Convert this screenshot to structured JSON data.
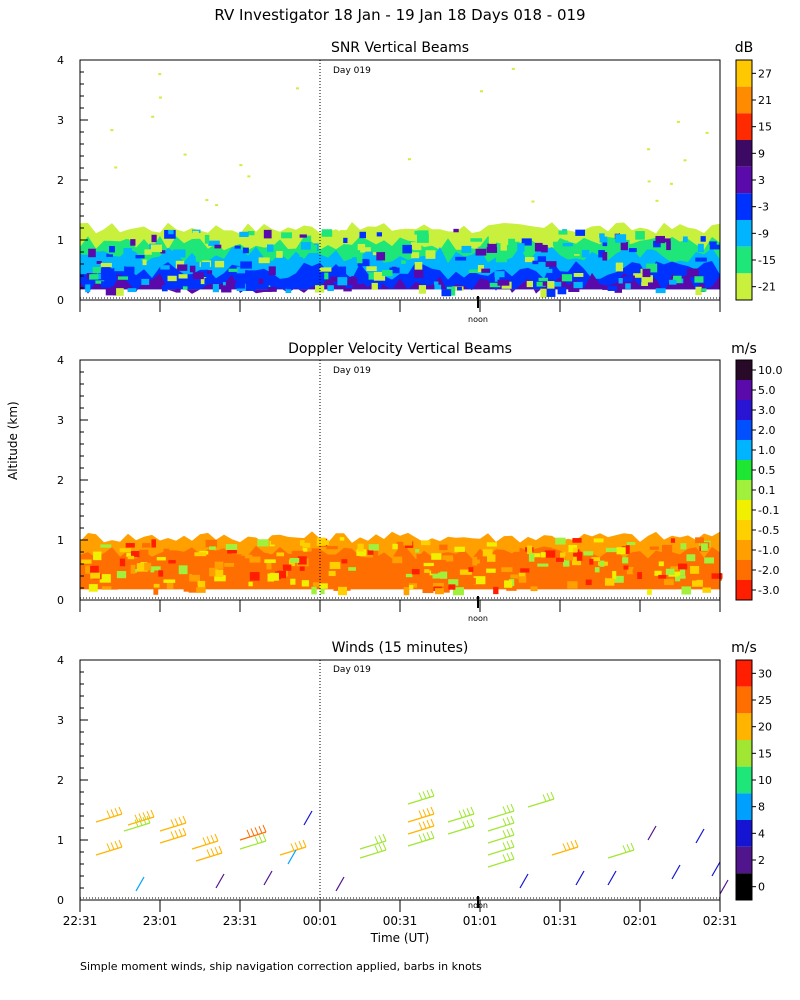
{
  "header": {
    "title": "RV Investigator  18 Jan - 19 Jan 18 Days 018 - 019"
  },
  "axis": {
    "ylabel": "Altitude (km)",
    "xlabel": "Time (UT)",
    "yticks": [
      "0",
      "1",
      "2",
      "3",
      "4"
    ],
    "xticks": [
      "22:31",
      "23:01",
      "23:31",
      "00:01",
      "00:31",
      "01:01",
      "01:31",
      "02:01",
      "02:31"
    ],
    "day_marker_label": "Day 019",
    "noon_label": "noon"
  },
  "footnote": "Simple moment winds, ship navigation correction applied, barbs in knots",
  "chart_data": [
    {
      "type": "heatmap",
      "id": "snr",
      "title": "SNR Vertical Beams",
      "unit": "dB",
      "ylim": [
        0,
        4
      ],
      "colorbar_labels": [
        "27",
        "21",
        "15",
        "9",
        "3",
        "-3",
        "-9",
        "-15",
        "-21"
      ],
      "colorbar_colors": [
        "#ffc800",
        "#ff8c00",
        "#ff2a00",
        "#3c0a64",
        "#5a0aaa",
        "#0032ff",
        "#00b4ff",
        "#1ee678",
        "#c8f03c"
      ],
      "layers": [
        {
          "label": "-21",
          "top_km": 1.2,
          "color": "#c8f03c"
        },
        {
          "label": "-15",
          "top_km": 0.95,
          "color": "#1ee678"
        },
        {
          "label": "-9",
          "top_km": 0.75,
          "color": "#00b4ff"
        },
        {
          "label": "-3",
          "top_km": 0.5,
          "color": "#0032ff"
        },
        {
          "label": "3",
          "top_km": 0.28,
          "color": "#5a0aaa"
        }
      ]
    },
    {
      "type": "heatmap",
      "id": "doppler",
      "title": "Doppler Velocity Vertical Beams",
      "unit": "m/s",
      "ylim": [
        0,
        4
      ],
      "colorbar_labels": [
        "10.0",
        "5.0",
        "3.0",
        "2.0",
        "1.0",
        "0.5",
        "0.1",
        "-0.1",
        "-0.5",
        "-1.0",
        "-2.0",
        "-3.0"
      ],
      "colorbar_colors": [
        "#280a28",
        "#5a0aaa",
        "#2814d2",
        "#0050ff",
        "#00b4ff",
        "#1ee632",
        "#a0f03c",
        "#f0f000",
        "#ffd000",
        "#ffa000",
        "#ff6e00",
        "#ff1e00"
      ],
      "layers": [
        {
          "label": "-1.0",
          "top_km": 1.05,
          "color": "#ffa000"
        },
        {
          "label": "-2.0",
          "top_km": 0.8,
          "color": "#ff6e00"
        }
      ]
    },
    {
      "type": "scatter",
      "id": "winds",
      "title": "Winds (15 minutes)",
      "unit": "m/s",
      "ylim": [
        0,
        4
      ],
      "colorbar_labels": [
        "30",
        "25",
        "20",
        "15",
        "10",
        "8",
        "4",
        "2",
        "0"
      ],
      "colorbar_colors": [
        "#ff1e00",
        "#ff6e00",
        "#ffb400",
        "#a0e632",
        "#1ee678",
        "#00a0ff",
        "#1414d2",
        "#50148c",
        "#000000"
      ],
      "barbs": [
        {
          "t": 0.2,
          "alt": 1.3,
          "speed": 21
        },
        {
          "t": 0.2,
          "alt": 0.75,
          "speed": 22
        },
        {
          "t": 0.55,
          "alt": 1.15,
          "speed": 18
        },
        {
          "t": 0.6,
          "alt": 1.25,
          "speed": 24
        },
        {
          "t": 1.0,
          "alt": 1.15,
          "speed": 20
        },
        {
          "t": 1.0,
          "alt": 0.95,
          "speed": 21
        },
        {
          "t": 1.4,
          "alt": 0.85,
          "speed": 21
        },
        {
          "t": 1.45,
          "alt": 0.65,
          "speed": 20
        },
        {
          "t": 2.0,
          "alt": 0.85,
          "speed": 16
        },
        {
          "t": 2.0,
          "alt": 1.0,
          "speed": 26
        },
        {
          "t": 2.5,
          "alt": 0.75,
          "speed": 22
        },
        {
          "t": 2.6,
          "alt": 0.6,
          "speed": 9
        },
        {
          "t": 2.8,
          "alt": 1.25,
          "speed": 4
        },
        {
          "t": 3.5,
          "alt": 0.85,
          "speed": 17
        },
        {
          "t": 3.5,
          "alt": 0.7,
          "speed": 16
        },
        {
          "t": 4.1,
          "alt": 1.6,
          "speed": 18
        },
        {
          "t": 4.1,
          "alt": 1.3,
          "speed": 20
        },
        {
          "t": 4.1,
          "alt": 1.1,
          "speed": 22
        },
        {
          "t": 4.1,
          "alt": 0.9,
          "speed": 18
        },
        {
          "t": 4.6,
          "alt": 1.3,
          "speed": 18
        },
        {
          "t": 4.6,
          "alt": 1.1,
          "speed": 17
        },
        {
          "t": 5.1,
          "alt": 1.35,
          "speed": 17
        },
        {
          "t": 5.1,
          "alt": 1.15,
          "speed": 17
        },
        {
          "t": 5.1,
          "alt": 0.95,
          "speed": 16
        },
        {
          "t": 5.1,
          "alt": 0.75,
          "speed": 16
        },
        {
          "t": 5.1,
          "alt": 0.55,
          "speed": 16
        },
        {
          "t": 5.6,
          "alt": 1.55,
          "speed": 17
        },
        {
          "t": 5.9,
          "alt": 0.75,
          "speed": 21
        },
        {
          "t": 6.6,
          "alt": 0.7,
          "speed": 16
        },
        {
          "t": 7.1,
          "alt": 1.0,
          "speed": 3
        },
        {
          "t": 7.7,
          "alt": 0.95,
          "speed": 4
        },
        {
          "t": 7.4,
          "alt": 0.35,
          "speed": 4
        },
        {
          "t": 7.9,
          "alt": 0.4,
          "speed": 4
        },
        {
          "t": 0.7,
          "alt": 0.15,
          "speed": 9
        },
        {
          "t": 1.7,
          "alt": 0.2,
          "speed": 3
        },
        {
          "t": 2.3,
          "alt": 0.25,
          "speed": 3
        },
        {
          "t": 3.2,
          "alt": 0.15,
          "speed": 3
        },
        {
          "t": 5.5,
          "alt": 0.2,
          "speed": 4
        },
        {
          "t": 6.2,
          "alt": 0.25,
          "speed": 4
        },
        {
          "t": 6.6,
          "alt": 0.25,
          "speed": 4
        },
        {
          "t": 8.0,
          "alt": 0.1,
          "speed": 3
        }
      ]
    }
  ]
}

* * * *

**Problem description**.
Return every line above in which the string "title" occurs.

**Exercise answer**.
    "title": "RV Investigator  18 Jan - 19 Jan 18 Days 018 - 019"
      "title": "SNR Vertical Beams",
      "title": "Doppler Velocity Vertical Beams",
      "title": "Winds (15 minutes)",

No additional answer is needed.